Your task: Quote every line of the material beneath this one.

>> begin

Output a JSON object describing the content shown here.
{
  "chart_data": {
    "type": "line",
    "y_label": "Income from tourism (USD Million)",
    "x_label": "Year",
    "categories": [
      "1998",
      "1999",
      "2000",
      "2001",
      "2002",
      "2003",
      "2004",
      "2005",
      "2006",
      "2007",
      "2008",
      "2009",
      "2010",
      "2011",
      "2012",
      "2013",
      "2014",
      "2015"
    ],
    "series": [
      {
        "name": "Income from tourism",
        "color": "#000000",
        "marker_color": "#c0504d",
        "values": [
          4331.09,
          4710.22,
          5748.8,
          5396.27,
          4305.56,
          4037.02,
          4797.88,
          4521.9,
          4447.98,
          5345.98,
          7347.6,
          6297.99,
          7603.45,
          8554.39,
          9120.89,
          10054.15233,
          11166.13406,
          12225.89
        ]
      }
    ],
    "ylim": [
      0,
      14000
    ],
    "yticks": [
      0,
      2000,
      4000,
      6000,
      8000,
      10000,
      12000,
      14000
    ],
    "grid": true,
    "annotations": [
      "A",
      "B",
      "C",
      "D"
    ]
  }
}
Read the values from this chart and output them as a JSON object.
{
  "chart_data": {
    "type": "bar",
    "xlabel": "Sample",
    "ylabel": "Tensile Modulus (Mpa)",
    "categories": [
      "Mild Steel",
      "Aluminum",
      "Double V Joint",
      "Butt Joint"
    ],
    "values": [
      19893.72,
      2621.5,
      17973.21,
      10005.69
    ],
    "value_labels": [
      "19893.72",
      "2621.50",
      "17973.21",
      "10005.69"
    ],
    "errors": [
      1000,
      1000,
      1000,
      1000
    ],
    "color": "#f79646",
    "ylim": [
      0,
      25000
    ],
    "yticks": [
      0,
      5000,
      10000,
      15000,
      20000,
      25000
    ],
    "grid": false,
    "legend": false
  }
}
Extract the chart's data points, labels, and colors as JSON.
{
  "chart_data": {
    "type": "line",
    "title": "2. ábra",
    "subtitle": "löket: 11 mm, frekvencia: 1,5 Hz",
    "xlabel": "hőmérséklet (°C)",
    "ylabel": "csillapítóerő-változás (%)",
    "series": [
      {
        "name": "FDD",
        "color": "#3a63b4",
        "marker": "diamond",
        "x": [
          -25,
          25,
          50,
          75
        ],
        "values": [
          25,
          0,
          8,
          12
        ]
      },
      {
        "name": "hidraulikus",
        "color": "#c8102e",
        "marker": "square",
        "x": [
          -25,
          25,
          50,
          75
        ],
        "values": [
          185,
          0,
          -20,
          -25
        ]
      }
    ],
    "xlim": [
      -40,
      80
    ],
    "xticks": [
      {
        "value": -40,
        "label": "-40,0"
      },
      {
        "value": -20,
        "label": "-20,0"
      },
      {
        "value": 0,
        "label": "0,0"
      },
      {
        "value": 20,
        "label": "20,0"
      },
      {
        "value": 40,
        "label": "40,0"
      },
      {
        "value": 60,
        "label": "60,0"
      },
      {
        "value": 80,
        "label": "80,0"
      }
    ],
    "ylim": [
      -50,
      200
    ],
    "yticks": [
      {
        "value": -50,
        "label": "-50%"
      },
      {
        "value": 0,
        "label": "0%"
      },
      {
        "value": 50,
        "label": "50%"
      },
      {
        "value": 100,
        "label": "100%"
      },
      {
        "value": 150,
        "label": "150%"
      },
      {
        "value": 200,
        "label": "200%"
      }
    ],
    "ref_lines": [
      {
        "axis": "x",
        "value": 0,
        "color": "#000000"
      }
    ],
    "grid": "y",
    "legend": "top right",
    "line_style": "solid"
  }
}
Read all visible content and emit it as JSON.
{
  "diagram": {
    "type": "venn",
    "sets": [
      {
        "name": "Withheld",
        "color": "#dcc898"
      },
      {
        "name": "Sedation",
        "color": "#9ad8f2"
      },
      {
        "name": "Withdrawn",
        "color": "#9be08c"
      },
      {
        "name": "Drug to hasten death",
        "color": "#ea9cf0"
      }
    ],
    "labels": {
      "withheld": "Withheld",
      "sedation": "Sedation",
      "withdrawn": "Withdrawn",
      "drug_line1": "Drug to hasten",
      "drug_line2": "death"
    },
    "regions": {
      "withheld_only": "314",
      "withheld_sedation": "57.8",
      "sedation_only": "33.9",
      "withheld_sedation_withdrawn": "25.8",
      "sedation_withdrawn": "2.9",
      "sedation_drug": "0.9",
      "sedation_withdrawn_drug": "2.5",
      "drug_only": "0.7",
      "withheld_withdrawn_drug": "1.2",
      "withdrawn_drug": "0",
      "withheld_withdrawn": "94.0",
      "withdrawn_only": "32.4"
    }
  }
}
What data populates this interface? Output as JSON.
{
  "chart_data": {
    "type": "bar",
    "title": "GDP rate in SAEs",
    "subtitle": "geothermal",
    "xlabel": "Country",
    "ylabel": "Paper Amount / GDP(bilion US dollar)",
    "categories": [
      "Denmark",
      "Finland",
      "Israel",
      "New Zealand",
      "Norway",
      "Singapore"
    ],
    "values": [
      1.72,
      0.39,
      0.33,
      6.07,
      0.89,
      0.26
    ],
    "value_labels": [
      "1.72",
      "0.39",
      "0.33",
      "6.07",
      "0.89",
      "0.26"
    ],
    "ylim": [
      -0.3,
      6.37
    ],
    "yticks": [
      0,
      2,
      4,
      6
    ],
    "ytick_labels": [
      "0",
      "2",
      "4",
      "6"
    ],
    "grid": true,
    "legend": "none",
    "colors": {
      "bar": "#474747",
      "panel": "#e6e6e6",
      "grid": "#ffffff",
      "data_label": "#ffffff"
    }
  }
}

>> end

The response:
Output a JSON object describing the content shown here.
{
  "chart_data": {
    "type": "line",
    "y_label": "Income from tourism (USD Million)",
    "x_label": "Year",
    "categories": [
      "1998",
      "1999",
      "2000",
      "2001",
      "2002",
      "2003",
      "2004",
      "2005",
      "2006",
      "2007",
      "2008",
      "2009",
      "2010",
      "2011",
      "2012",
      "2013",
      "2014",
      "2015"
    ],
    "series": [
      {
        "name": "Income from tourism",
        "color": "#000000",
        "marker_color": "#c0504d",
        "values": [
          4331.09,
          4710.22,
          5748.8,
          5396.27,
          4305.56,
          4037.02,
          4797.88,
          4521.9,
          4447.98,
          5345.98,
          7347.6,
          6297.99,
          7603.45,
          8554.39,
          9120.89,
          10054.15233,
          11166.13406,
          12225.89
        ]
      }
    ],
    "ylim": [
      0,
      14000
    ],
    "yticks": [
      0,
      2000,
      4000,
      6000,
      8000,
      10000,
      12000,
      14000
    ],
    "grid": true,
    "annotations": [
      "A",
      "B",
      "C",
      "D"
    ]
  }
}
Read the values from this chart and output them as a JSON object.
{
  "chart_data": {
    "type": "bar",
    "xlabel": "Sample",
    "ylabel": "Tensile Modulus (Mpa)",
    "categories": [
      "Mild Steel",
      "Aluminum",
      "Double V Joint",
      "Butt Joint"
    ],
    "values": [
      19893.72,
      2621.5,
      17973.21,
      10005.69
    ],
    "value_labels": [
      "19893.72",
      "2621.50",
      "17973.21",
      "10005.69"
    ],
    "errors": [
      1000,
      1000,
      1000,
      1000
    ],
    "color": "#f79646",
    "ylim": [
      0,
      25000
    ],
    "yticks": [
      0,
      5000,
      10000,
      15000,
      20000,
      25000
    ],
    "grid": false,
    "legend": false
  }
}
Extract the chart's data points, labels, and colors as JSON.
{
  "chart_data": {
    "type": "line",
    "title": "2. ábra",
    "subtitle": "löket: 11 mm, frekvencia: 1,5 Hz",
    "xlabel": "hőmérséklet (°C)",
    "ylabel": "csillapítóerő-változás (%)",
    "series": [
      {
        "name": "FDD",
        "color": "#3a63b4",
        "marker": "diamond",
        "x": [
          -25,
          25,
          50,
          75
        ],
        "values": [
          25,
          0,
          8,
          12
        ]
      },
      {
        "name": "hidraulikus",
        "color": "#c8102e",
        "marker": "square",
        "x": [
          -25,
          25,
          50,
          75
        ],
        "values": [
          185,
          0,
          -20,
          -25
        ]
      }
    ],
    "xlim": [
      -40,
      80
    ],
    "xticks": [
      {
        "value": -40,
        "label": "-40,0"
      },
      {
        "value": -20,
        "label": "-20,0"
      },
      {
        "value": 0,
        "label": "0,0"
      },
      {
        "value": 20,
        "label": "20,0"
      },
      {
        "value": 40,
        "label": "40,0"
      },
      {
        "value": 60,
        "label": "60,0"
      },
      {
        "value": 80,
        "label": "80,0"
      }
    ],
    "ylim": [
      -50,
      200
    ],
    "yticks": [
      {
        "value": -50,
        "label": "-50%"
      },
      {
        "value": 0,
        "label": "0%"
      },
      {
        "value": 50,
        "label": "50%"
      },
      {
        "value": 100,
        "label": "100%"
      },
      {
        "value": 150,
        "label": "150%"
      },
      {
        "value": 200,
        "label": "200%"
      }
    ],
    "ref_lines": [
      {
        "axis": "x",
        "value": 0,
        "color": "#000000"
      }
    ],
    "grid": "y",
    "legend": "top right",
    "line_style": "solid"
  }
}
Read all visible content and emit it as JSON.
{
  "diagram": {
    "type": "venn",
    "sets": [
      {
        "name": "Withheld",
        "color": "#dcc898"
      },
      {
        "name": "Sedation",
        "color": "#9ad8f2"
      },
      {
        "name": "Withdrawn",
        "color": "#9be08c"
      },
      {
        "name": "Drug to hasten death",
        "color": "#ea9cf0"
      }
    ],
    "labels": {
      "withheld": "Withheld",
      "sedation": "Sedation",
      "withdrawn": "Withdrawn",
      "drug_line1": "Drug to hasten",
      "drug_line2": "death"
    },
    "regions": {
      "withheld_only": "314",
      "withheld_sedation": "57.8",
      "sedation_only": "33.9",
      "withheld_sedation_withdrawn": "25.8",
      "sedation_withdrawn": "2.9",
      "sedation_drug": "0.9",
      "sedation_withdrawn_drug": "2.5",
      "drug_only": "0.7",
      "withheld_withdrawn_drug": "1.2",
      "withdrawn_drug": "0",
      "withheld_withdrawn": "94.0",
      "withdrawn_only": "32.4"
    }
  }
}
What data populates this interface? Output as JSON.
{
  "chart_data": {
    "type": "bar",
    "title": "GDP rate in SAEs",
    "subtitle": "geothermal",
    "xlabel": "Country",
    "ylabel": "Paper Amount / GDP(bilion US dollar)",
    "categories": [
      "Denmark",
      "Finland",
      "Israel",
      "New Zealand",
      "Norway",
      "Singapore"
    ],
    "values": [
      1.72,
      0.39,
      0.33,
      6.07,
      0.89,
      0.26
    ],
    "value_labels": [
      "1.72",
      "0.39",
      "0.33",
      "6.07",
      "0.89",
      "0.26"
    ],
    "ylim": [
      -0.3,
      6.37
    ],
    "yticks": [
      0,
      2,
      4,
      6
    ],
    "ytick_labels": [
      "0",
      "2",
      "4",
      "6"
    ],
    "grid": true,
    "legend": "none",
    "colors": {
      "bar": "#474747",
      "panel": "#e6e6e6",
      "grid": "#ffffff",
      "data_label": "#ffffff"
    }
  }
}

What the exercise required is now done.